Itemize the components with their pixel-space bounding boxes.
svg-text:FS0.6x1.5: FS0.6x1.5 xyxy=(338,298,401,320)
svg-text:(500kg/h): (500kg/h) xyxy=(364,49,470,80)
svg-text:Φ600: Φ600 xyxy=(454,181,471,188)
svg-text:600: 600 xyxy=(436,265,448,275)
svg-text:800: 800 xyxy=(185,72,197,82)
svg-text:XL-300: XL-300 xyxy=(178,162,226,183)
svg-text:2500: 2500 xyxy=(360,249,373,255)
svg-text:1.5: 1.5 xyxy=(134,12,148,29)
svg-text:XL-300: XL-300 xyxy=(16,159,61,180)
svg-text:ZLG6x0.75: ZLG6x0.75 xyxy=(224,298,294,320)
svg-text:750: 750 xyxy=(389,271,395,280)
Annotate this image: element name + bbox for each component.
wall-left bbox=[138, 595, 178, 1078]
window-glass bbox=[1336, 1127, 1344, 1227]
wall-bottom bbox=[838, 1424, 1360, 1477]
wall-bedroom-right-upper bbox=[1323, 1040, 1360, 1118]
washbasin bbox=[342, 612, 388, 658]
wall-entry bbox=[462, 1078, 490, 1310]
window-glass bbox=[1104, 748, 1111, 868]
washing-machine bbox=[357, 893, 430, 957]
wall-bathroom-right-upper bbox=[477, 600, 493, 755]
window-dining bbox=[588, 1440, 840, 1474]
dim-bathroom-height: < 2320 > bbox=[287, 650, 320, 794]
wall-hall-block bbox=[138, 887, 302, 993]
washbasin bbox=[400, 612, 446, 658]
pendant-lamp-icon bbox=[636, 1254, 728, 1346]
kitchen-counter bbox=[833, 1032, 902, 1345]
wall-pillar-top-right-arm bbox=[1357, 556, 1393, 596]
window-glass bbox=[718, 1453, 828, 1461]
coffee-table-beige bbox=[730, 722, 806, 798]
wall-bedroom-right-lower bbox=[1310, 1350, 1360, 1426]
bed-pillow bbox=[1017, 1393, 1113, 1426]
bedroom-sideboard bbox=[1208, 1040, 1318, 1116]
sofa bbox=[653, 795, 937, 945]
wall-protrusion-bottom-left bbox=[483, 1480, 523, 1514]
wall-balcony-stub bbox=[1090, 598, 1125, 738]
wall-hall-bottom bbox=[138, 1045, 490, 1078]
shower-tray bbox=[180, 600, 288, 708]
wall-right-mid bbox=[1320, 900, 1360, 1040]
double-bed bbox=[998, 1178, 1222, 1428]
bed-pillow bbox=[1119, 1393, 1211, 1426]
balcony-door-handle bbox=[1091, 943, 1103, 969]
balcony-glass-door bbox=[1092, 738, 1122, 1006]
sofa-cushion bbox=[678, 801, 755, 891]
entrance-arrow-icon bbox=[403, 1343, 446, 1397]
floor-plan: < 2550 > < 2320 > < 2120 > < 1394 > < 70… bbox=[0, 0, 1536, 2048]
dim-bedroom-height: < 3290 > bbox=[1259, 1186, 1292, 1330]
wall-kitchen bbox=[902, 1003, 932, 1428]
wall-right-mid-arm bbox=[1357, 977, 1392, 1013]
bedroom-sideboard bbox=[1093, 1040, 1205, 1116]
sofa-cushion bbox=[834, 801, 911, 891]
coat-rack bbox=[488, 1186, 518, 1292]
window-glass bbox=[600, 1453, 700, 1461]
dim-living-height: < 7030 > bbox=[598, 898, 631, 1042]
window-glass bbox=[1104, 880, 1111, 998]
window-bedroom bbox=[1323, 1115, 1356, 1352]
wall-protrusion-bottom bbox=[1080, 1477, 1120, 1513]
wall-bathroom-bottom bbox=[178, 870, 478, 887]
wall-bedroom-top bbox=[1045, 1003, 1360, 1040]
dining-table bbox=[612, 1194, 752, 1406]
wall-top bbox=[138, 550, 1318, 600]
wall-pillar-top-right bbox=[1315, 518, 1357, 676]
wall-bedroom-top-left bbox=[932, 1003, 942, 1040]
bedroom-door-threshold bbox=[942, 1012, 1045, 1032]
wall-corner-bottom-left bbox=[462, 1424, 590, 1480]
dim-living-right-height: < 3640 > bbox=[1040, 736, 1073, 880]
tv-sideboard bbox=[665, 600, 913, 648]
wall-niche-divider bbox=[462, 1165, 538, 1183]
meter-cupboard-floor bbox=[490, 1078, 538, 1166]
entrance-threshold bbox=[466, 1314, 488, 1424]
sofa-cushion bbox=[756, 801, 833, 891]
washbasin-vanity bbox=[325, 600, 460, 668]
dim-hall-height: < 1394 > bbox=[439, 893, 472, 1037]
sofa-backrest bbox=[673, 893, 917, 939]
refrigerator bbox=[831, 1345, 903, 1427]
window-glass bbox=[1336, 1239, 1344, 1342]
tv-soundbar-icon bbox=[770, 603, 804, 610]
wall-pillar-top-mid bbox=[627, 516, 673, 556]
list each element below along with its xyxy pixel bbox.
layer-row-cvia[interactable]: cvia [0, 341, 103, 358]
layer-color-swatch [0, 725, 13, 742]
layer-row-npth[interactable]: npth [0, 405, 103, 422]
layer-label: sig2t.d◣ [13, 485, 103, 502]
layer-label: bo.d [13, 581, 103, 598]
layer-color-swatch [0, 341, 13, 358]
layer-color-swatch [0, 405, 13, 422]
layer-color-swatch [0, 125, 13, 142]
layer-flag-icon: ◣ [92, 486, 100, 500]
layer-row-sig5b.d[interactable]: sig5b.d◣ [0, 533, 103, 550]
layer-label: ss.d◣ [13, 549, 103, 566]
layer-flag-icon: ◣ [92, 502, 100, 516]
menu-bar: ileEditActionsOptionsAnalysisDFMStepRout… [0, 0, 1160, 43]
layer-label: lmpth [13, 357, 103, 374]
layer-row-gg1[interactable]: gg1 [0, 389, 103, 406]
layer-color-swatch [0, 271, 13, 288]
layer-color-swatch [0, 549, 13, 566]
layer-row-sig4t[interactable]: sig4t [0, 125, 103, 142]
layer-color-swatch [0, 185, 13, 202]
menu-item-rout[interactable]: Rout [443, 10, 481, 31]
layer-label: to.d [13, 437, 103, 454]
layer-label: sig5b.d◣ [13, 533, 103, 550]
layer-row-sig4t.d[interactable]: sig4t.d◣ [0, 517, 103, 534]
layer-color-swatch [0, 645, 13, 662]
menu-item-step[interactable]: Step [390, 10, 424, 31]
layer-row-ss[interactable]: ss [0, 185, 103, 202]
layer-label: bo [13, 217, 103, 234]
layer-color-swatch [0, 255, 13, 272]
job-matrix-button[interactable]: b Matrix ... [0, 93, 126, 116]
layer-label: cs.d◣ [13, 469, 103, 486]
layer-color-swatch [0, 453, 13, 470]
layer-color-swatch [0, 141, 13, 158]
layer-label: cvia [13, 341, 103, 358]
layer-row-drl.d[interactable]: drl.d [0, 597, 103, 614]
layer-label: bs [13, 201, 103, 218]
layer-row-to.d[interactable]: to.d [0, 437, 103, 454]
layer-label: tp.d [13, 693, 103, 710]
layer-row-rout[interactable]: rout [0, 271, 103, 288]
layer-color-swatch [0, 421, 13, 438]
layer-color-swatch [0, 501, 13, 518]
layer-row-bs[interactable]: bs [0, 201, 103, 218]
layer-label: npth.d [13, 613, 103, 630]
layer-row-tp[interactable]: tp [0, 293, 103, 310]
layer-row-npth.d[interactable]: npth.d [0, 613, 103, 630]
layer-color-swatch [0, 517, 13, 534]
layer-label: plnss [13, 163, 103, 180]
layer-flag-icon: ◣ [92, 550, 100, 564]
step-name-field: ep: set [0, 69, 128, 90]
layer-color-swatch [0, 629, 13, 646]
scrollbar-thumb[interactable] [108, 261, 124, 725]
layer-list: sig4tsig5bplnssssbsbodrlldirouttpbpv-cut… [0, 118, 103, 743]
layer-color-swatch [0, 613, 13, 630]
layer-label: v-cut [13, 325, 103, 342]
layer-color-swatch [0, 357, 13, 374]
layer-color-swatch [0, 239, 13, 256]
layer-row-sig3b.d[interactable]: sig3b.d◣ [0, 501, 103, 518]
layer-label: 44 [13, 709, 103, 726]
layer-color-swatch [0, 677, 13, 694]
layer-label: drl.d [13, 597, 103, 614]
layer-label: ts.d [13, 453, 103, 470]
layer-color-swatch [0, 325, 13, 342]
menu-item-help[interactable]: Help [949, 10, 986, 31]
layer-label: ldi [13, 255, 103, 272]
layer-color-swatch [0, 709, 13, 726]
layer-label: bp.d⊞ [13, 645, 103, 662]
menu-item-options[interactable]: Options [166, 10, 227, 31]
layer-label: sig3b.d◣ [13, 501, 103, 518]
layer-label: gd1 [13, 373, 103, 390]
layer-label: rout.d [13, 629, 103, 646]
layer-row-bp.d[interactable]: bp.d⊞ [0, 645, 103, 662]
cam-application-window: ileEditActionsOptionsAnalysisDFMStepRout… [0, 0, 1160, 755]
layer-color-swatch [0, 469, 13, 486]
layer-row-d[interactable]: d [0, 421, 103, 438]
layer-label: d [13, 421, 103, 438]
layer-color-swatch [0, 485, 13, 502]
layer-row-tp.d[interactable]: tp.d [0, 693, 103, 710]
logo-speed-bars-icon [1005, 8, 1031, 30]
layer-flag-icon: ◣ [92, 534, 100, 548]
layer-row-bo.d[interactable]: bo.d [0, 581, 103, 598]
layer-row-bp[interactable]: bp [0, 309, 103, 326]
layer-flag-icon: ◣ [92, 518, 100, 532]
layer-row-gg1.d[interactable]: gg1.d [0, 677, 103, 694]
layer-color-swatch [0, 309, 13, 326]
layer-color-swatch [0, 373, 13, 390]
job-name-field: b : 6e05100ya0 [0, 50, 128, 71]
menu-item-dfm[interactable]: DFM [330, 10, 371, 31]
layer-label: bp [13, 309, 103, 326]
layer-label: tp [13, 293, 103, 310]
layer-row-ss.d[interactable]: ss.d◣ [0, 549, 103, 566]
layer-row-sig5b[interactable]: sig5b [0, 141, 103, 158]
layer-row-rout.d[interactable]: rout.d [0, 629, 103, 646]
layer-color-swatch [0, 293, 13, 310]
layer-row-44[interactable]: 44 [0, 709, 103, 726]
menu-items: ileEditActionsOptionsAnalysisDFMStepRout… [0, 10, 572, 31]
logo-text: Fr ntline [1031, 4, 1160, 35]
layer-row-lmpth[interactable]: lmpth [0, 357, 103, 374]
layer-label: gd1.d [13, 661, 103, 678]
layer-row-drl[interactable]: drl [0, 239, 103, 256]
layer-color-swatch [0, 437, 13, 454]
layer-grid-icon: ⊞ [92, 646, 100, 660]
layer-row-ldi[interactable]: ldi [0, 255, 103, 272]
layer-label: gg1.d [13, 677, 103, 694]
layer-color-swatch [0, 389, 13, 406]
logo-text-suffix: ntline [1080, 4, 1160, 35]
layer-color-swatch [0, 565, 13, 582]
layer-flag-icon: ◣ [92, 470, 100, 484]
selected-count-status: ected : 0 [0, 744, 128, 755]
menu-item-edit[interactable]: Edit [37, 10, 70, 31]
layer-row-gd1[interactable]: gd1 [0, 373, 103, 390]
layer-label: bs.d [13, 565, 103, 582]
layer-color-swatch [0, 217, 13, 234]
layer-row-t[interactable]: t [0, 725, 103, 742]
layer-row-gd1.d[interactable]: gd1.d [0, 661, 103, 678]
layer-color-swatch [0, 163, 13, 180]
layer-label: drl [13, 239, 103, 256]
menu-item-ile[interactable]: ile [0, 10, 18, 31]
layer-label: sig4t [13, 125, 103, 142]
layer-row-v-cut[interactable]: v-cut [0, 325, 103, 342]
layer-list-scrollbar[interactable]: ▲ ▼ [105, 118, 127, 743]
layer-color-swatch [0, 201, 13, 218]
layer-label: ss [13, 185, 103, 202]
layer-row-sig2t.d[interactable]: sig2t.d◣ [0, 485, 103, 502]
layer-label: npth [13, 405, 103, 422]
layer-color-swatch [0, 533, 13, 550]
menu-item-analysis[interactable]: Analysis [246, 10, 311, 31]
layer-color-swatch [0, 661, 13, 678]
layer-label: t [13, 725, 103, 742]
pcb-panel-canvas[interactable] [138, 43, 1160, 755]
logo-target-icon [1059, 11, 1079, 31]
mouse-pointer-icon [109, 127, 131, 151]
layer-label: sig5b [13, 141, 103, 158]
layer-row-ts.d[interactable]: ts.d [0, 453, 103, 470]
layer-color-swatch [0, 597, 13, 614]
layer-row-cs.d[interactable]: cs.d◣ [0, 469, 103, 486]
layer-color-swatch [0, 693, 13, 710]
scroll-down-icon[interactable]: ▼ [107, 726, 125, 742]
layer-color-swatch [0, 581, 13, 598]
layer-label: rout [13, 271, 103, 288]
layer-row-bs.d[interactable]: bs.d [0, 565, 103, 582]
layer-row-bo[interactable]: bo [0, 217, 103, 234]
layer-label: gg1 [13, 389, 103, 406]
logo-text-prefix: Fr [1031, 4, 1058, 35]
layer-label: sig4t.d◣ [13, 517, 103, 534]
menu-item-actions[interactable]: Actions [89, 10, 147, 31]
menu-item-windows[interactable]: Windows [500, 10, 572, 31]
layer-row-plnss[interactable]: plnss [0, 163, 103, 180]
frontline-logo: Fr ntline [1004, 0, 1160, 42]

------------

[What to work on] Reproduce the data line by line without alteration, beginning at its first line and stopping after the line that contains "svg-text:XL-300: XL-300 xyxy=(16,159,61,180)".

[Output]
Itemize the components with their pixel-space bounding boxes.
svg-text:FS0.6x1.5: FS0.6x1.5 xyxy=(338,298,401,320)
svg-text:(500kg/h): (500kg/h) xyxy=(364,49,470,80)
svg-text:Φ600: Φ600 xyxy=(454,181,471,188)
svg-text:600: 600 xyxy=(436,265,448,275)
svg-text:800: 800 xyxy=(185,72,197,82)
svg-text:XL-300: XL-300 xyxy=(178,162,226,183)
svg-text:2500: 2500 xyxy=(360,249,373,255)
svg-text:1.5: 1.5 xyxy=(134,12,148,29)
svg-text:XL-300: XL-300 xyxy=(16,159,61,180)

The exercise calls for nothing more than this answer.